Records shown

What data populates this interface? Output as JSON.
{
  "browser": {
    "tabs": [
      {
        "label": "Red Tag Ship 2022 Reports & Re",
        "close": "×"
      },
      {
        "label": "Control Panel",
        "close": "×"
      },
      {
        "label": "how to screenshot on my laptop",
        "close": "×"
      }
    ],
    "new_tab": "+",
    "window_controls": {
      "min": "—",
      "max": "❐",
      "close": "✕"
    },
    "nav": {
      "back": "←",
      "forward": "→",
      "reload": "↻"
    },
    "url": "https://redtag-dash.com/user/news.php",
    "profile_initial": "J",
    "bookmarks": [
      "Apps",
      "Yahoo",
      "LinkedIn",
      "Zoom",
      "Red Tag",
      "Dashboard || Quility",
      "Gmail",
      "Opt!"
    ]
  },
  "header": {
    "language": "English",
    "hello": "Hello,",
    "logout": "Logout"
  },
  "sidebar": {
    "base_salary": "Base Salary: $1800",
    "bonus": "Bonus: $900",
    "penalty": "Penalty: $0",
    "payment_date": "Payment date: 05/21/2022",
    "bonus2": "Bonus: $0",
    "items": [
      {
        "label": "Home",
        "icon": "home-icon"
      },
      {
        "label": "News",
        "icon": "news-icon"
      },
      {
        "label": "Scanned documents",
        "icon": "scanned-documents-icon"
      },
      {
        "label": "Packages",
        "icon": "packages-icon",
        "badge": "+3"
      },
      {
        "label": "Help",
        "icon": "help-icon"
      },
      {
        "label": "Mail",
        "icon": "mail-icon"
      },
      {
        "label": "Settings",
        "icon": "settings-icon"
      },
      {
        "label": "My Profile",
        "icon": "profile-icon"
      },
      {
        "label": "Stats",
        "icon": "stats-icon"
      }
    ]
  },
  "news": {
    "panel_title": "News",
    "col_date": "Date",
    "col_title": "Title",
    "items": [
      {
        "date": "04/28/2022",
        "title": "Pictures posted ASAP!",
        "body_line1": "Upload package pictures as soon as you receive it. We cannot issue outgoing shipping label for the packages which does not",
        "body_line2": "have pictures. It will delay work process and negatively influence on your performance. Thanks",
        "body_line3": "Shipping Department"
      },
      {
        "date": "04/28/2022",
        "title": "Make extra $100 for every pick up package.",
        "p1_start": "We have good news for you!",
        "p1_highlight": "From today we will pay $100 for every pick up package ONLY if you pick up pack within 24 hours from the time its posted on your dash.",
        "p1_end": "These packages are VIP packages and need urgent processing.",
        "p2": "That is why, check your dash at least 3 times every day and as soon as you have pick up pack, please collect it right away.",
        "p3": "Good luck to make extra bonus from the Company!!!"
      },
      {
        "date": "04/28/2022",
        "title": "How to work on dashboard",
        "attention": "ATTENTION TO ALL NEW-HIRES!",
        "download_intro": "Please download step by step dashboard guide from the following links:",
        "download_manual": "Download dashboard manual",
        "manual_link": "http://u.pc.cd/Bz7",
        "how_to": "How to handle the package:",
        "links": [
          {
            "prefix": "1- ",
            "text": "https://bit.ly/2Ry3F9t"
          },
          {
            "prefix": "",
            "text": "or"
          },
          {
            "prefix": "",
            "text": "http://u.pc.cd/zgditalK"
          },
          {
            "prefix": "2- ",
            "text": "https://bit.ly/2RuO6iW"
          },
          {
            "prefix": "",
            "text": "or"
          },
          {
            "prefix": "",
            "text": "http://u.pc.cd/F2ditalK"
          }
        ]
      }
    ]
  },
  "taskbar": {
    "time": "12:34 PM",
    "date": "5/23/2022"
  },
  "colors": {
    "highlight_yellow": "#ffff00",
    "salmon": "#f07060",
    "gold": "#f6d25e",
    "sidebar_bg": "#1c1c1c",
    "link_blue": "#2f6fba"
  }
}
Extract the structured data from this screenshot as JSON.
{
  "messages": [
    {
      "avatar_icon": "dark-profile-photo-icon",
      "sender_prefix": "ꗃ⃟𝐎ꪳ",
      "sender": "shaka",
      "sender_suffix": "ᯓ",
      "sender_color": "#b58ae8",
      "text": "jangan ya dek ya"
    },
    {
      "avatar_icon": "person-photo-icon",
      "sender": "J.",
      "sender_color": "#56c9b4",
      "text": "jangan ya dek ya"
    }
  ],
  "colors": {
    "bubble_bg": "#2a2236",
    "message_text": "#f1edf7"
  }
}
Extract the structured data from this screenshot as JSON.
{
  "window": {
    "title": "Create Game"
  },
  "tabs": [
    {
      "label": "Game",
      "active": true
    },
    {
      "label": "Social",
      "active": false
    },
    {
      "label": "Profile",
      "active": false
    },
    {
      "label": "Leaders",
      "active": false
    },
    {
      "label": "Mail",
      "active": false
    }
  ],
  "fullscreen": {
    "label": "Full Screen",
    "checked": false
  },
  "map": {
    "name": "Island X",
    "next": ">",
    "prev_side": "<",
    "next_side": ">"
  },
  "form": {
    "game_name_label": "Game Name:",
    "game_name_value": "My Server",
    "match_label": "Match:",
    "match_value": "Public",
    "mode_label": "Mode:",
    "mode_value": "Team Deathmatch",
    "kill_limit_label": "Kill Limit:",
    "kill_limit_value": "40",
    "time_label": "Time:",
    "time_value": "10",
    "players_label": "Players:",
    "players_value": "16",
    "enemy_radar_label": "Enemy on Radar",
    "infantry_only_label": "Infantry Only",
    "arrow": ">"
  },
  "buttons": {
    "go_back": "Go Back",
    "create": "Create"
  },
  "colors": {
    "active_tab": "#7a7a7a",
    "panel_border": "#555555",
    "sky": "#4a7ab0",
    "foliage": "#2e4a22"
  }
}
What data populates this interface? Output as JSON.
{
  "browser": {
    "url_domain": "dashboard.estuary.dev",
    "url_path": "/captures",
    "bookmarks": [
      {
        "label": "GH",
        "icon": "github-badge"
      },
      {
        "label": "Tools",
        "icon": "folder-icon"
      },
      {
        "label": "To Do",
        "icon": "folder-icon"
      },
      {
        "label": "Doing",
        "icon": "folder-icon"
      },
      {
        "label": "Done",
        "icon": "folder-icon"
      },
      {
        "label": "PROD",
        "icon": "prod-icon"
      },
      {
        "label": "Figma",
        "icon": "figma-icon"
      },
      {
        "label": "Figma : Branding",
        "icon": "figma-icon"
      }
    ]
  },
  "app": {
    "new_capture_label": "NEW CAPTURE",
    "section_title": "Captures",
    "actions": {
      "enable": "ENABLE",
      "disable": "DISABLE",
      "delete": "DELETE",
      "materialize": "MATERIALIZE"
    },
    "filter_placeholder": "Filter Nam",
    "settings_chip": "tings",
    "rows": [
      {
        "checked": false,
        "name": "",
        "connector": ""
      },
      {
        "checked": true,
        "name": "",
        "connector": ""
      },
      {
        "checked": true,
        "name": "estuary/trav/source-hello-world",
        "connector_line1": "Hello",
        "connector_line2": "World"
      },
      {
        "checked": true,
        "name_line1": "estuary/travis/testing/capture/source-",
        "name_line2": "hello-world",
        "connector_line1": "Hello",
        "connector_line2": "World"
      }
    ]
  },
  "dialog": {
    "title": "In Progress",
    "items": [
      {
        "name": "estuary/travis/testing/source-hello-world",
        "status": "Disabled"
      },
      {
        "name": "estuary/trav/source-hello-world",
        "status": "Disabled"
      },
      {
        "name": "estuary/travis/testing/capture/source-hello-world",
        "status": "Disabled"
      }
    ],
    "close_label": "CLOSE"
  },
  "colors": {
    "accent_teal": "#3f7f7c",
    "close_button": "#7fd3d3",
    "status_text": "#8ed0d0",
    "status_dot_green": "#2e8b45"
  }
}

Your goal
Make an exact copy of every line in the data.

Solution below
What data populates this interface? Output as JSON.
{
  "browser": {
    "tabs": [
      {
        "label": "Red Tag Ship 2022 Reports & Re",
        "close": "×"
      },
      {
        "label": "Control Panel",
        "close": "×"
      },
      {
        "label": "how to screenshot on my laptop",
        "close": "×"
      }
    ],
    "new_tab": "+",
    "window_controls": {
      "min": "—",
      "max": "❐",
      "close": "✕"
    },
    "nav": {
      "back": "←",
      "forward": "→",
      "reload": "↻"
    },
    "url": "https://redtag-dash.com/user/news.php",
    "profile_initial": "J",
    "bookmarks": [
      "Apps",
      "Yahoo",
      "LinkedIn",
      "Zoom",
      "Red Tag",
      "Dashboard || Quility",
      "Gmail",
      "Opt!"
    ]
  },
  "header": {
    "language": "English",
    "hello": "Hello,",
    "logout": "Logout"
  },
  "sidebar": {
    "base_salary": "Base Salary: $1800",
    "bonus": "Bonus: $900",
    "penalty": "Penalty: $0",
    "payment_date": "Payment date: 05/21/2022",
    "bonus2": "Bonus: $0",
    "items": [
      {
        "label": "Home",
        "icon": "home-icon"
      },
      {
        "label": "News",
        "icon": "news-icon"
      },
      {
        "label": "Scanned documents",
        "icon": "scanned-documents-icon"
      },
      {
        "label": "Packages",
        "icon": "packages-icon",
        "badge": "+3"
      },
      {
        "label": "Help",
        "icon": "help-icon"
      },
      {
        "label": "Mail",
        "icon": "mail-icon"
      },
      {
        "label": "Settings",
        "icon": "settings-icon"
      },
      {
        "label": "My Profile",
        "icon": "profile-icon"
      },
      {
        "label": "Stats",
        "icon": "stats-icon"
      }
    ]
  },
  "news": {
    "panel_title": "News",
    "col_date": "Date",
    "col_title": "Title",
    "items": [
      {
        "date": "04/28/2022",
        "title": "Pictures posted ASAP!",
        "body_line1": "Upload package pictures as soon as you receive it. We cannot issue outgoing shipping label for the packages which does not",
        "body_line2": "have pictures. It will delay work process and negatively influence on your performance. Thanks",
        "body_line3": "Shipping Department"
      },
      {
        "date": "04/28/2022",
        "title": "Make extra $100 for every pick up package.",
        "p1_start": "We have good news for you!",
        "p1_highlight": "From today we will pay $100 for every pick up package ONLY if you pick up pack within 24 hours from the time its posted on your dash.",
        "p1_end": "These packages are VIP packages and need urgent processing.",
        "p2": "That is why, check your dash at least 3 times every day and as soon as you have pick up pack, please collect it right away.",
        "p3": "Good luck to make extra bonus from the Company!!!"
      },
      {
        "date": "04/28/2022",
        "title": "How to work on dashboard",
        "attention": "ATTENTION TO ALL NEW-HIRES!",
        "download_intro": "Please download step by step dashboard guide from the following links:",
        "download_manual": "Download dashboard manual",
        "manual_link": "http://u.pc.cd/Bz7",
        "how_to": "How to handle the package:",
        "links": [
          {
            "prefix": "1- ",
            "text": "https://bit.ly/2Ry3F9t"
          },
          {
            "prefix": "",
            "text": "or"
          },
          {
            "prefix": "",
            "text": "http://u.pc.cd/zgditalK"
          },
          {
            "prefix": "2- ",
            "text": "https://bit.ly/2RuO6iW"
          },
          {
            "prefix": "",
            "text": "or"
          },
          {
            "prefix": "",
            "text": "http://u.pc.cd/F2ditalK"
          }
        ]
      }
    ]
  },
  "taskbar": {
    "time": "12:34 PM",
    "date": "5/23/2022"
  },
  "colors": {
    "highlight_yellow": "#ffff00",
    "salmon": "#f07060",
    "gold": "#f6d25e",
    "sidebar_bg": "#1c1c1c",
    "link_blue": "#2f6fba"
  }
}
Extract the structured data from this screenshot as JSON.
{
  "messages": [
    {
      "avatar_icon": "dark-profile-photo-icon",
      "sender_prefix": "ꗃ⃟𝐎ꪳ",
      "sender": "shaka",
      "sender_suffix": "ᯓ",
      "sender_color": "#b58ae8",
      "text": "jangan ya dek ya"
    },
    {
      "avatar_icon": "person-photo-icon",
      "sender": "J.",
      "sender_color": "#56c9b4",
      "text": "jangan ya dek ya"
    }
  ],
  "colors": {
    "bubble_bg": "#2a2236",
    "message_text": "#f1edf7"
  }
}
Extract the structured data from this screenshot as JSON.
{
  "window": {
    "title": "Create Game"
  },
  "tabs": [
    {
      "label": "Game",
      "active": true
    },
    {
      "label": "Social",
      "active": false
    },
    {
      "label": "Profile",
      "active": false
    },
    {
      "label": "Leaders",
      "active": false
    },
    {
      "label": "Mail",
      "active": false
    }
  ],
  "fullscreen": {
    "label": "Full Screen",
    "checked": false
  },
  "map": {
    "name": "Island X",
    "next": ">",
    "prev_side": "<",
    "next_side": ">"
  },
  "form": {
    "game_name_label": "Game Name:",
    "game_name_value": "My Server",
    "match_label": "Match:",
    "match_value": "Public",
    "mode_label": "Mode:",
    "mode_value": "Team Deathmatch",
    "kill_limit_label": "Kill Limit:",
    "kill_limit_value": "40",
    "time_label": "Time:",
    "time_value": "10",
    "players_label": "Players:",
    "players_value": "16",
    "enemy_radar_label": "Enemy on Radar",
    "infantry_only_label": "Infantry Only",
    "arrow": ">"
  },
  "buttons": {
    "go_back": "Go Back",
    "create": "Create"
  },
  "colors": {
    "active_tab": "#7a7a7a",
    "panel_border": "#555555",
    "sky": "#4a7ab0",
    "foliage": "#2e4a22"
  }
}
What data populates this interface? Output as JSON.
{
  "browser": {
    "url_domain": "dashboard.estuary.dev",
    "url_path": "/captures",
    "bookmarks": [
      {
        "label": "GH",
        "icon": "github-badge"
      },
      {
        "label": "Tools",
        "icon": "folder-icon"
      },
      {
        "label": "To Do",
        "icon": "folder-icon"
      },
      {
        "label": "Doing",
        "icon": "folder-icon"
      },
      {
        "label": "Done",
        "icon": "folder-icon"
      },
      {
        "label": "PROD",
        "icon": "prod-icon"
      },
      {
        "label": "Figma",
        "icon": "figma-icon"
      },
      {
        "label": "Figma : Branding",
        "icon": "figma-icon"
      }
    ]
  },
  "app": {
    "new_capture_label": "NEW CAPTURE",
    "section_title": "Captures",
    "actions": {
      "enable": "ENABLE",
      "disable": "DISABLE",
      "delete": "DELETE",
      "materialize": "MATERIALIZE"
    },
    "filter_placeholder": "Filter Nam",
    "settings_chip": "tings",
    "rows": [
      {
        "checked": false,
        "name": "",
        "connector": ""
      },
      {
        "checked": true,
        "name": "",
        "connector": ""
      },
      {
        "checked": true,
        "name": "estuary/trav/source-hello-world",
        "connector_line1": "Hello",
        "connector_line2": "World"
      },
      {
        "checked": true,
        "name_line1": "estuary/travis/testing/capture/source-",
        "name_line2": "hello-world",
        "connector_line1": "Hello",
        "connector_line2": "World"
      }
    ]
  },
  "dialog": {
    "title": "In Progress",
    "items": [
      {
        "name": "estuary/travis/testing/source-hello-world",
        "status": "Disabled"
      },
      {
        "name": "estuary/trav/source-hello-world",
        "status": "Disabled"
      },
      {
        "name": "estuary/travis/testing/capture/source-hello-world",
        "status": "Disabled"
      }
    ],
    "close_label": "CLOSE"
  },
  "colors": {
    "accent_teal": "#3f7f7c",
    "close_button": "#7fd3d3",
    "status_text": "#8ed0d0",
    "status_dot_green": "#2e8b45"
  }
}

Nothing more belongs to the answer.